-- PROBLEM DESCRIPTION --
Give the count of lines containing the string "from", with no other output.
------------------------------------------------------------
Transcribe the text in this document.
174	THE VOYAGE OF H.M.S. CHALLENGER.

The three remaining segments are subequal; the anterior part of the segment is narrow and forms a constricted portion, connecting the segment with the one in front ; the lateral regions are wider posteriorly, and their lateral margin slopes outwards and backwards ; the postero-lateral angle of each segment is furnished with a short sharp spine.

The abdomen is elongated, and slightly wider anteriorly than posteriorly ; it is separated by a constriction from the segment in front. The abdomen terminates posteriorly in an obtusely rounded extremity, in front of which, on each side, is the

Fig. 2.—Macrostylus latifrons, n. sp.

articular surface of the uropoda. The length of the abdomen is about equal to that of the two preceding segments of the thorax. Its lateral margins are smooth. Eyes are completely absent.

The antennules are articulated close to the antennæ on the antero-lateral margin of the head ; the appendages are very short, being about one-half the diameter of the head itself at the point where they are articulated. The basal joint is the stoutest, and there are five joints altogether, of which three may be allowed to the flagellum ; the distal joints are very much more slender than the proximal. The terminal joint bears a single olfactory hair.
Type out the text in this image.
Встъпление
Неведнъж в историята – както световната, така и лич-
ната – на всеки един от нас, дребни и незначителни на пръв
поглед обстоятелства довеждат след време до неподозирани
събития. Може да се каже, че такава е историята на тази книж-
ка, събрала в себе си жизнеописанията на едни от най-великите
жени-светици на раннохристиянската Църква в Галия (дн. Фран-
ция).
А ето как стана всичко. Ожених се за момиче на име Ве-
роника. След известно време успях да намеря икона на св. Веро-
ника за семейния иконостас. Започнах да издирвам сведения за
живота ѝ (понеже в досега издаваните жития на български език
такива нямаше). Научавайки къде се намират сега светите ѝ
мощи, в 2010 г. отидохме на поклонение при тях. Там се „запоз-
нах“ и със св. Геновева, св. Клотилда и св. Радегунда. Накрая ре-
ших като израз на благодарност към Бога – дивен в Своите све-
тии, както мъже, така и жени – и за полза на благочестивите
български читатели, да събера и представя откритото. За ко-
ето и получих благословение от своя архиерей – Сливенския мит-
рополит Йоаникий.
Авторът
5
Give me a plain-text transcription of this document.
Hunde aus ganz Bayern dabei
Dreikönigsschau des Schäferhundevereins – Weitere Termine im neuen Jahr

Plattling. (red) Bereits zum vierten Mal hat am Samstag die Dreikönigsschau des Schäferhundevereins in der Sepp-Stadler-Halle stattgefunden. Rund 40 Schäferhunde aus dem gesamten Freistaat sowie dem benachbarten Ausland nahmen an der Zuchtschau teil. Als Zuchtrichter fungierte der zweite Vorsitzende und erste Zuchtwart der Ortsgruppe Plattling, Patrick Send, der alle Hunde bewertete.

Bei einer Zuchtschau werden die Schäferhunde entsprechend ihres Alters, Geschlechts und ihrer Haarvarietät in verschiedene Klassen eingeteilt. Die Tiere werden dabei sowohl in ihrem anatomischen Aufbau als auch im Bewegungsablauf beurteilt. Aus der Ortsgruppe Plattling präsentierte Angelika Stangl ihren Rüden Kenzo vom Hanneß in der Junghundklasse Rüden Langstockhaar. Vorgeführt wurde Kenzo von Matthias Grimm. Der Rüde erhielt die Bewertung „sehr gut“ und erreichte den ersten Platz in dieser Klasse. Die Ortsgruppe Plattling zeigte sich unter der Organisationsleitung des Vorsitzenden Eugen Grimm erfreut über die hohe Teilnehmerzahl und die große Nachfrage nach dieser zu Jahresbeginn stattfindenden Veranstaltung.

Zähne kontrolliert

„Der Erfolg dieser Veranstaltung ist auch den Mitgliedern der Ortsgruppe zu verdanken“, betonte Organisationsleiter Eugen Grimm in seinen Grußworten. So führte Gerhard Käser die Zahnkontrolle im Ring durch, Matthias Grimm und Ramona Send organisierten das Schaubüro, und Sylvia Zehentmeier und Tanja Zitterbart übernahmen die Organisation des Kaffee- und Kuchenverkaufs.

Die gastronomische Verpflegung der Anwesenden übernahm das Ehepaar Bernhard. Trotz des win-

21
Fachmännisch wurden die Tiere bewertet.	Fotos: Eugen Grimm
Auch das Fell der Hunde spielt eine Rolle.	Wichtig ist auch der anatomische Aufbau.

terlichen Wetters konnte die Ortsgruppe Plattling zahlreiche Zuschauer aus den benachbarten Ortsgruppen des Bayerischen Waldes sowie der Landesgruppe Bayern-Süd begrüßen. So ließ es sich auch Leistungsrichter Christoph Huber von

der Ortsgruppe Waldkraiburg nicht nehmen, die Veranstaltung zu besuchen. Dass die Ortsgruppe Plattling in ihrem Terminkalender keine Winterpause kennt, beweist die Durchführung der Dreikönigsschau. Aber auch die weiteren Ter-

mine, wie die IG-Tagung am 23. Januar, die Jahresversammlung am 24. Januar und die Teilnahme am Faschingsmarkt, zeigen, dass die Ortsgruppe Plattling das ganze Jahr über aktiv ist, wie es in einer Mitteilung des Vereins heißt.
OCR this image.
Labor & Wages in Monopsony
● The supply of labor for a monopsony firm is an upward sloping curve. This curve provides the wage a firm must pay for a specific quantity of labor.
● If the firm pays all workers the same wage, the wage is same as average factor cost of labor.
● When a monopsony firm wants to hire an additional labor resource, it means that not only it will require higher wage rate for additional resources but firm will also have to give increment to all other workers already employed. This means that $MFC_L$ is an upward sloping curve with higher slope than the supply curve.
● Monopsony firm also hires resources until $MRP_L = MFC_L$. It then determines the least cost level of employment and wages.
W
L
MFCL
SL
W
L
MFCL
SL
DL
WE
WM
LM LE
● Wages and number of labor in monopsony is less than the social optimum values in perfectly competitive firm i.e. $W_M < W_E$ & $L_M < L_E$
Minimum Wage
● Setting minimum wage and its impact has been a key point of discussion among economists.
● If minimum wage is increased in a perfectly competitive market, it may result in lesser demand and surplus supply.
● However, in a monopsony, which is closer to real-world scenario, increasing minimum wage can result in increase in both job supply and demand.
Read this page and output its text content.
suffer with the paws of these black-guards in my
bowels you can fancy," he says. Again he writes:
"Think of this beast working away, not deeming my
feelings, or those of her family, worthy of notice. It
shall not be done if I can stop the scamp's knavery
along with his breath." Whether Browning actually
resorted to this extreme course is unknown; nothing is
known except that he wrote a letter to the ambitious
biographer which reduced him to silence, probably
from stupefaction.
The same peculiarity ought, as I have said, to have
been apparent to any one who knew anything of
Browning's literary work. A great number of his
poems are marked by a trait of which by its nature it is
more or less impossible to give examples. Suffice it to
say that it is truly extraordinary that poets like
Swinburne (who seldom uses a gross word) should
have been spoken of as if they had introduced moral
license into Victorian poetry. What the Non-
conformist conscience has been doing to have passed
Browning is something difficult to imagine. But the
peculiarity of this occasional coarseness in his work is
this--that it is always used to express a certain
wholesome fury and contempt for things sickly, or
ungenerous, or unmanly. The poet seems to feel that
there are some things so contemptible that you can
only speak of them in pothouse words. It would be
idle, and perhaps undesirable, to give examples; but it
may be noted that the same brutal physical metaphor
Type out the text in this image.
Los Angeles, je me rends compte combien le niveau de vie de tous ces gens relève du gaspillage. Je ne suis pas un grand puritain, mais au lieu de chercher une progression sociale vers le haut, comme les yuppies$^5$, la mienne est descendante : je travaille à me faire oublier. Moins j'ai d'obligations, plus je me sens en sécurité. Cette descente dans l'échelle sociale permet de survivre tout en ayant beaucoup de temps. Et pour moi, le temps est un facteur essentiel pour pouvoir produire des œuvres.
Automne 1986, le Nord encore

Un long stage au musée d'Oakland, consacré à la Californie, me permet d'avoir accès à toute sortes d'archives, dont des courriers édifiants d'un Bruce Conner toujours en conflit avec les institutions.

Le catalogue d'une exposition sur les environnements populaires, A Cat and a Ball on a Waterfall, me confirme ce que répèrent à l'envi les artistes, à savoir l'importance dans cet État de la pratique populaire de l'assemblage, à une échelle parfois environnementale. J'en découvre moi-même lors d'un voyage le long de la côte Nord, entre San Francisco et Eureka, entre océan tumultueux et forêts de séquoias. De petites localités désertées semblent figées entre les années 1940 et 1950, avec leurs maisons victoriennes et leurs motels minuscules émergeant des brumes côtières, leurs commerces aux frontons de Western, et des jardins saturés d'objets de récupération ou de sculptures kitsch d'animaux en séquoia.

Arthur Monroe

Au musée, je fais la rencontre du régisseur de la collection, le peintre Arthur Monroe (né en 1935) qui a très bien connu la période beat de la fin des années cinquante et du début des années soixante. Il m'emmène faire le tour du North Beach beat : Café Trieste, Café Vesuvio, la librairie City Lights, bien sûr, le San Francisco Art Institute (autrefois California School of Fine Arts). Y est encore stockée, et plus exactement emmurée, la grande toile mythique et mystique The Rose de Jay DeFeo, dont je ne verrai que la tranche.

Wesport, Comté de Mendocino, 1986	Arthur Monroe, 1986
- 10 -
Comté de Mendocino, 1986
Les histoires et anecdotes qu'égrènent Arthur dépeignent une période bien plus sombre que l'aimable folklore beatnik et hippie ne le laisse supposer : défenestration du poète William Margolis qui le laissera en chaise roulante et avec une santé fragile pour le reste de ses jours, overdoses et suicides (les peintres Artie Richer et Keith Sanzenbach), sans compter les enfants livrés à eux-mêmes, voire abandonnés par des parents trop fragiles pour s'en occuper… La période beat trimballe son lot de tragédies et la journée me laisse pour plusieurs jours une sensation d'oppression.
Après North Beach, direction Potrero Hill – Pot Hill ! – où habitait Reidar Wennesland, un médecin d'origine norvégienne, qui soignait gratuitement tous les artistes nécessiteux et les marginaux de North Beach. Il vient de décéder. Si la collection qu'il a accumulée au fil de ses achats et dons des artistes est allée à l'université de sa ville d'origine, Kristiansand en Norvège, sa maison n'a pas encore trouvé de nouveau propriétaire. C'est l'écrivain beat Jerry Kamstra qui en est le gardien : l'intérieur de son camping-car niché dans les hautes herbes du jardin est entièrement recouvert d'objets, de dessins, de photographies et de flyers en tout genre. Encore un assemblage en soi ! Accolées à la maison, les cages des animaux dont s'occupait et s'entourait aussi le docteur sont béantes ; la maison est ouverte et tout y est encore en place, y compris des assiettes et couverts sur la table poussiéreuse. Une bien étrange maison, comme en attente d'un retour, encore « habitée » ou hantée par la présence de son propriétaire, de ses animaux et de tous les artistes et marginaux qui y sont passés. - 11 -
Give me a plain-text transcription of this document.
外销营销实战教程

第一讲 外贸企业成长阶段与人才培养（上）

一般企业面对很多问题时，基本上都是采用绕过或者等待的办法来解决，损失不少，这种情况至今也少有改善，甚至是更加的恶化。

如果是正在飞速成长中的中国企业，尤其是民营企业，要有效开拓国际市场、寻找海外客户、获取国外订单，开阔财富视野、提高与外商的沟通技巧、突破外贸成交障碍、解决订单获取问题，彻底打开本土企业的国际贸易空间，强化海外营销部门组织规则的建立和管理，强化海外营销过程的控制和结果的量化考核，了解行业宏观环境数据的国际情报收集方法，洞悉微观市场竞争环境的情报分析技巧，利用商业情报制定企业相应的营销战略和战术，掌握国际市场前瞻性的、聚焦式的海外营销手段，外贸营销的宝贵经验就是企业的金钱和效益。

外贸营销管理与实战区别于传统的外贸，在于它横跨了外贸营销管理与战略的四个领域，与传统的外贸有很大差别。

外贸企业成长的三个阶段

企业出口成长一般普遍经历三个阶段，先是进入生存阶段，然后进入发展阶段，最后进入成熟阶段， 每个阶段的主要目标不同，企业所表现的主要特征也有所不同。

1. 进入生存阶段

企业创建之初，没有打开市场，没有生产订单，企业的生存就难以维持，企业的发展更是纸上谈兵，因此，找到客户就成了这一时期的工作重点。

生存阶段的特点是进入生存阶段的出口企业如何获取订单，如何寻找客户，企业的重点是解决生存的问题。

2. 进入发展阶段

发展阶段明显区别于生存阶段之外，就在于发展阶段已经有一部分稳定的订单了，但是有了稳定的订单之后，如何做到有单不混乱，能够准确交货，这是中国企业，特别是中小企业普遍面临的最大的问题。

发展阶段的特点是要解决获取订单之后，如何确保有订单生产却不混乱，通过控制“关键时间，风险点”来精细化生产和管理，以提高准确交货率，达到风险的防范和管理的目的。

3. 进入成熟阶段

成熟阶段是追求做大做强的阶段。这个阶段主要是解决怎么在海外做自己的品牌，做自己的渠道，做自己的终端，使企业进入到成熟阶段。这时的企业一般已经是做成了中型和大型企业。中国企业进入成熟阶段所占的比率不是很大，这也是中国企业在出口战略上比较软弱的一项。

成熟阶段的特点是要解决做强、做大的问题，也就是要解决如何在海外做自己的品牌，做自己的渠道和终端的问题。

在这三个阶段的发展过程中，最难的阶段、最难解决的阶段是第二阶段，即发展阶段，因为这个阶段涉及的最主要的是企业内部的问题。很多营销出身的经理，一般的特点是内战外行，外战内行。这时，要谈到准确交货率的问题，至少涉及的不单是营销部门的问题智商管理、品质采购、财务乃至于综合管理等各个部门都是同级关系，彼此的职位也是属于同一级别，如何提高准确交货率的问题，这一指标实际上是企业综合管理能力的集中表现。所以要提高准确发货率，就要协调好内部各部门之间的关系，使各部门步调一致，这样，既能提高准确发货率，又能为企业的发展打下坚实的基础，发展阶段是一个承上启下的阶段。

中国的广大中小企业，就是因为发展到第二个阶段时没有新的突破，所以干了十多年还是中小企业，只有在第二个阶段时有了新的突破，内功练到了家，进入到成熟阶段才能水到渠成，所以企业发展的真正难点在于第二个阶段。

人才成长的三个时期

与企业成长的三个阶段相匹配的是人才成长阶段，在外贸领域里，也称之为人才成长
------------------------------------------------------------
-- EXERCISE OUTPUT --
2